──────── Stored data
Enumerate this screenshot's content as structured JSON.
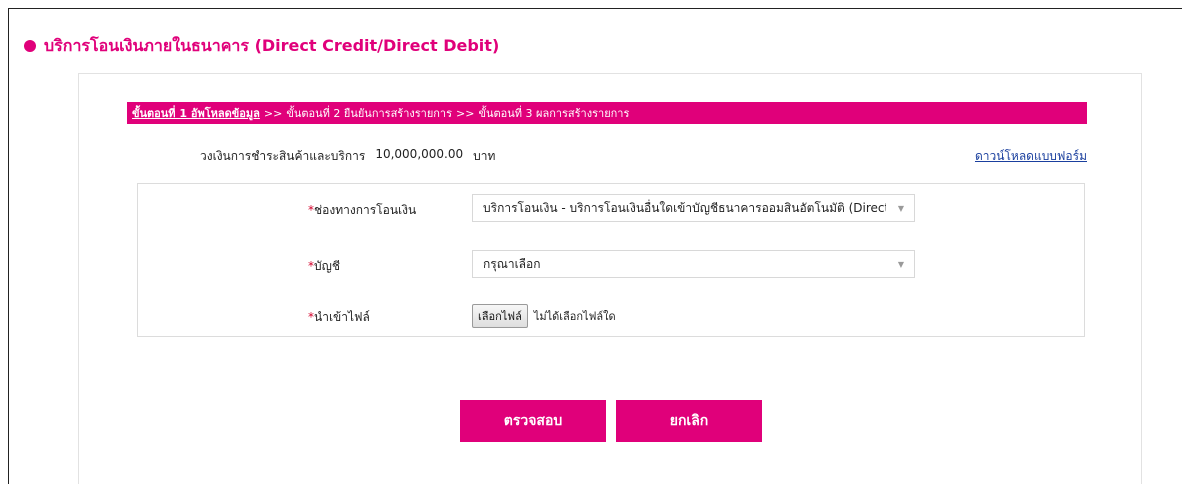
{
  "section": {
    "title": "บริการโอนเงินภายในธนาคาร (Direct Credit/Direct Debit)"
  },
  "steps": {
    "step1": "ขั้นตอนที่ 1 อัพโหลดข้อมูล",
    "sep1": ">>",
    "step2": "ขั้นตอนที่ 2 ยืนยันการสร้างรายการ",
    "sep2": ">>",
    "step3": "ขั้นตอนที่ 3 ผลการสร้างรายการ"
  },
  "limit": {
    "label": "วงเงินการชำระสินค้าและบริการ",
    "amount": "10,000,000.00",
    "unit": "บาท"
  },
  "download_link": "ดาวน์โหลดแบบฟอร์ม",
  "form": {
    "required_mark": "*",
    "channel_label": "ช่องทางการโอนเงิน",
    "channel_value": "บริการโอนเงิน - บริการโอนเงินอื่นใดเข้าบัญชีธนาคารออมสินอัตโนมัติ (Direct",
    "account_label": "บัญชี",
    "account_value": "กรุณาเลือก",
    "file_label": "นำเข้าไฟล์",
    "file_button": "เลือกไฟล์",
    "file_status": "ไม่ได้เลือกไฟล์ใด",
    "caret": "▼"
  },
  "buttons": {
    "check": "ตรวจสอบ",
    "cancel": "ยกเลิก"
  },
  "colors": {
    "accent": "#e0007a",
    "link": "#1a3f9e"
  }
}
────────────────
**Objective**
Pictures don't belong in the copy. Restate all the entries exactly.

**Answer in full**
Enumerate this screenshot's content as structured JSON.
{
  "section": {
    "title": "บริการโอนเงินภายในธนาคาร (Direct Credit/Direct Debit)"
  },
  "steps": {
    "step1": "ขั้นตอนที่ 1 อัพโหลดข้อมูล",
    "sep1": ">>",
    "step2": "ขั้นตอนที่ 2 ยืนยันการสร้างรายการ",
    "sep2": ">>",
    "step3": "ขั้นตอนที่ 3 ผลการสร้างรายการ"
  },
  "limit": {
    "label": "วงเงินการชำระสินค้าและบริการ",
    "amount": "10,000,000.00",
    "unit": "บาท"
  },
  "download_link": "ดาวน์โหลดแบบฟอร์ม",
  "form": {
    "required_mark": "*",
    "channel_label": "ช่องทางการโอนเงิน",
    "channel_value": "บริการโอนเงิน - บริการโอนเงินอื่นใดเข้าบัญชีธนาคารออมสินอัตโนมัติ (Direct",
    "account_label": "บัญชี",
    "account_value": "กรุณาเลือก",
    "file_label": "นำเข้าไฟล์",
    "file_button": "เลือกไฟล์",
    "file_status": "ไม่ได้เลือกไฟล์ใด",
    "caret": "▼"
  },
  "buttons": {
    "check": "ตรวจสอบ",
    "cancel": "ยกเลิก"
  },
  "colors": {
    "accent": "#e0007a",
    "link": "#1a3f9e"
  }
}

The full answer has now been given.